(Dataset entries)
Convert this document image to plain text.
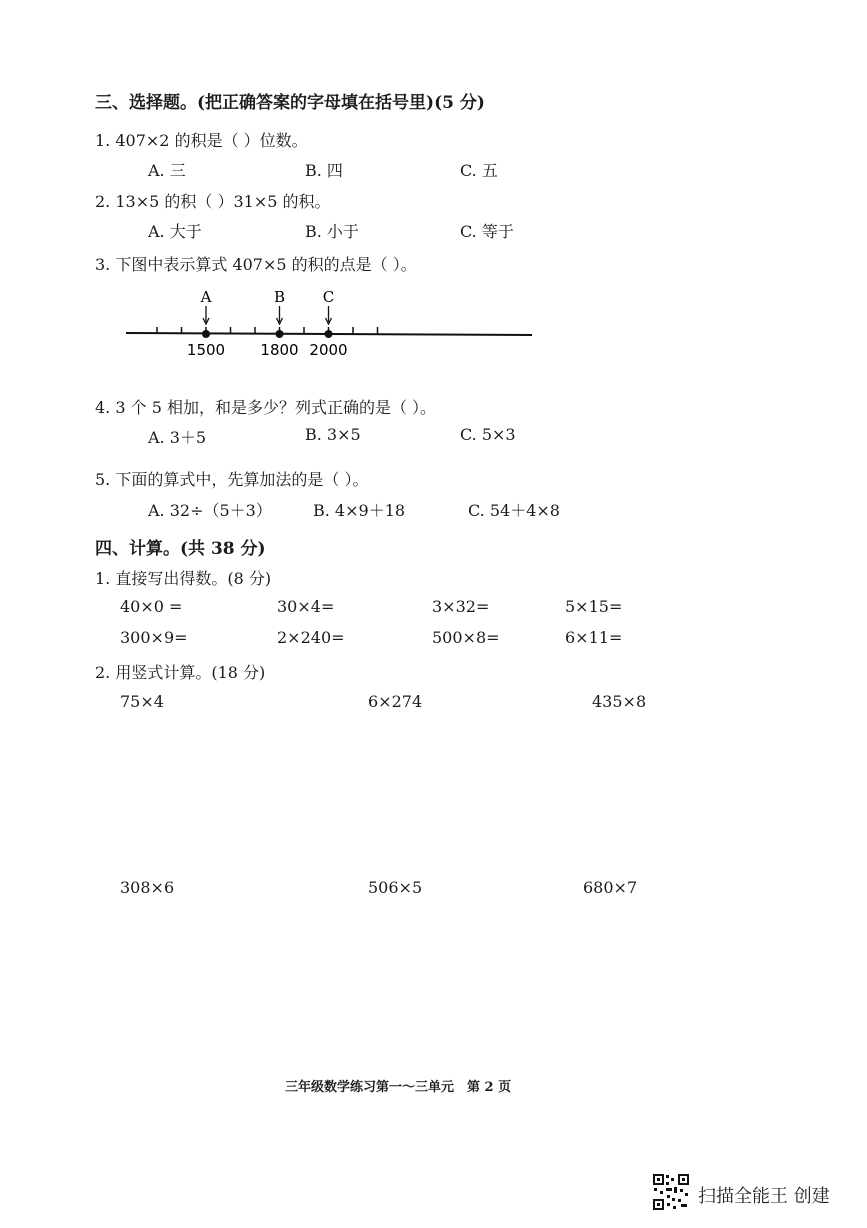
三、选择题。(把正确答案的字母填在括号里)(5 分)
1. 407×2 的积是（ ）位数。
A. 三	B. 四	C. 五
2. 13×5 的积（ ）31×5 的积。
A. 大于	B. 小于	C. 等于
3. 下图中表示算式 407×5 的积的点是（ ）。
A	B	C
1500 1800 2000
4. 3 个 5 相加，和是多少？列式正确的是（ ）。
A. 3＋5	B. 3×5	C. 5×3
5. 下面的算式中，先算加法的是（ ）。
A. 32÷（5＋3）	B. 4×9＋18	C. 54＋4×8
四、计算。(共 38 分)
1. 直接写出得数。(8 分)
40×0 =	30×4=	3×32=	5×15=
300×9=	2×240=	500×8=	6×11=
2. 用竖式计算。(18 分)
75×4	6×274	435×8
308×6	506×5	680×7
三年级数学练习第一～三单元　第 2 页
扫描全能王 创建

* * *

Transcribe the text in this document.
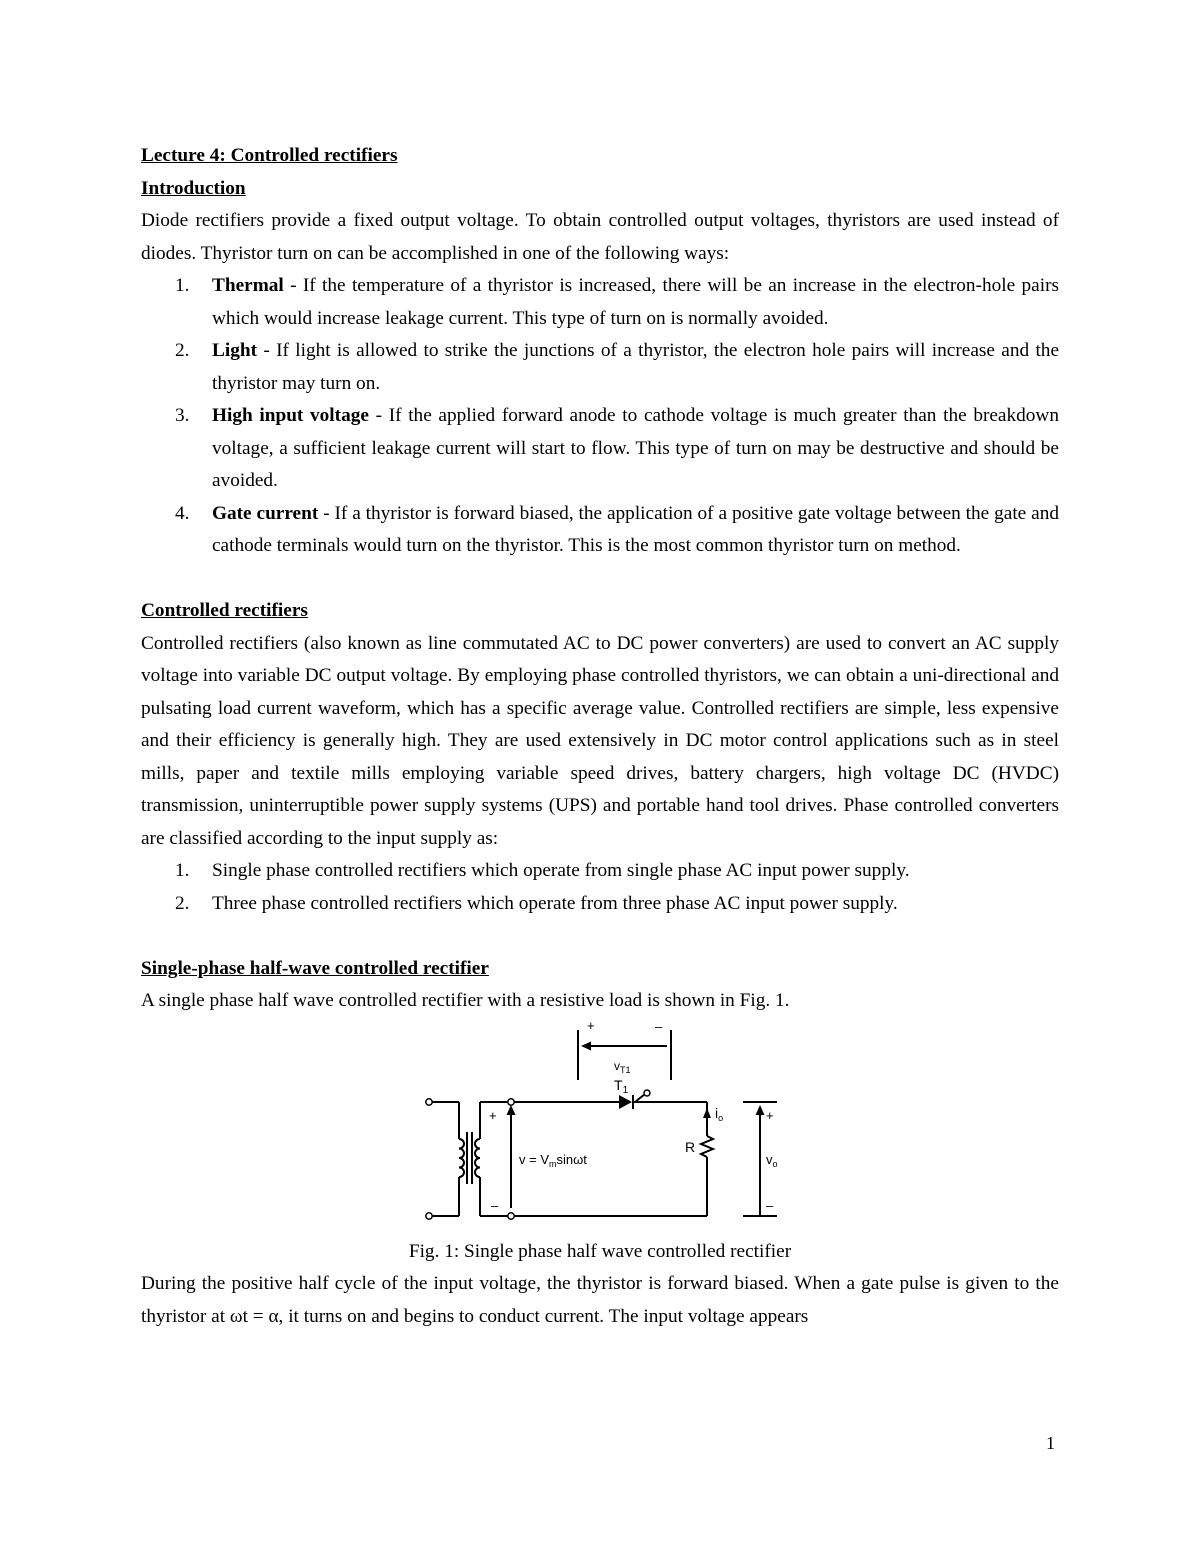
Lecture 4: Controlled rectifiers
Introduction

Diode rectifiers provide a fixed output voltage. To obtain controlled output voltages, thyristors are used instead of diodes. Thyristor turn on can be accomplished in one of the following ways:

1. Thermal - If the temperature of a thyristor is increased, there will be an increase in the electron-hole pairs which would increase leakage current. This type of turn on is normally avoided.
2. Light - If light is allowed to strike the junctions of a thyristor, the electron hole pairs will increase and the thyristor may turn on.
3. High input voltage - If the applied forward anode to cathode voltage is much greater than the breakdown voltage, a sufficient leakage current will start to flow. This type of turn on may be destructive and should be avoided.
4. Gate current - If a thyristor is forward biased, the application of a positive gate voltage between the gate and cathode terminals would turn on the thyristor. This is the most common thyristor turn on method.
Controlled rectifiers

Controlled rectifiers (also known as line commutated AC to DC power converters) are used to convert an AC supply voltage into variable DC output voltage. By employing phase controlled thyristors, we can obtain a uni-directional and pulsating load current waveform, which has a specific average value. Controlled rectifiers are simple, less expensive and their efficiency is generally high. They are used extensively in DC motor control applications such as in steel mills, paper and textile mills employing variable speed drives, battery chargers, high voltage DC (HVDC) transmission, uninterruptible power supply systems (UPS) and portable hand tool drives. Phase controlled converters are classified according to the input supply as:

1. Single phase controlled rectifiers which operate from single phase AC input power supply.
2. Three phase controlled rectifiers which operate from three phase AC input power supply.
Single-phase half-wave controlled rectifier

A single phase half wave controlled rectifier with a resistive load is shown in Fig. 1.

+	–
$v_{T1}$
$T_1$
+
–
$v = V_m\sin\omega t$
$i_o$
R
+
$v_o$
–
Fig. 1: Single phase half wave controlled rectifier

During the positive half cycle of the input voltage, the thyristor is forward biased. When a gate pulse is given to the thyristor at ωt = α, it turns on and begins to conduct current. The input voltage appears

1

> Short problem:
Look through the data above. Each line containing the word "thyristors" needs to be copied.

> Result:
Diode rectifiers provide a fixed output voltage. To obtain controlled output voltages, thyristors are used instead of diodes. Thyristor turn on can be accomplished in one of the following ways:
Controlled rectifiers (also known as line commutated AC to DC power converters) are used to convert an AC supply voltage into variable DC output voltage. By employing phase controlled thyristors, we can obtain a uni-directional and pulsating load current waveform, which has a specific average value. Controlled rectifiers are simple, less expensive and their efficiency is generally high. They are used extensively in DC motor control applications such as in steel mills, paper and textile mills employing variable speed drives, battery chargers, high voltage DC (HVDC) transmission, uninterruptible power supply systems (UPS) and portable hand tool drives. Phase controlled converters are classified according to the input supply as:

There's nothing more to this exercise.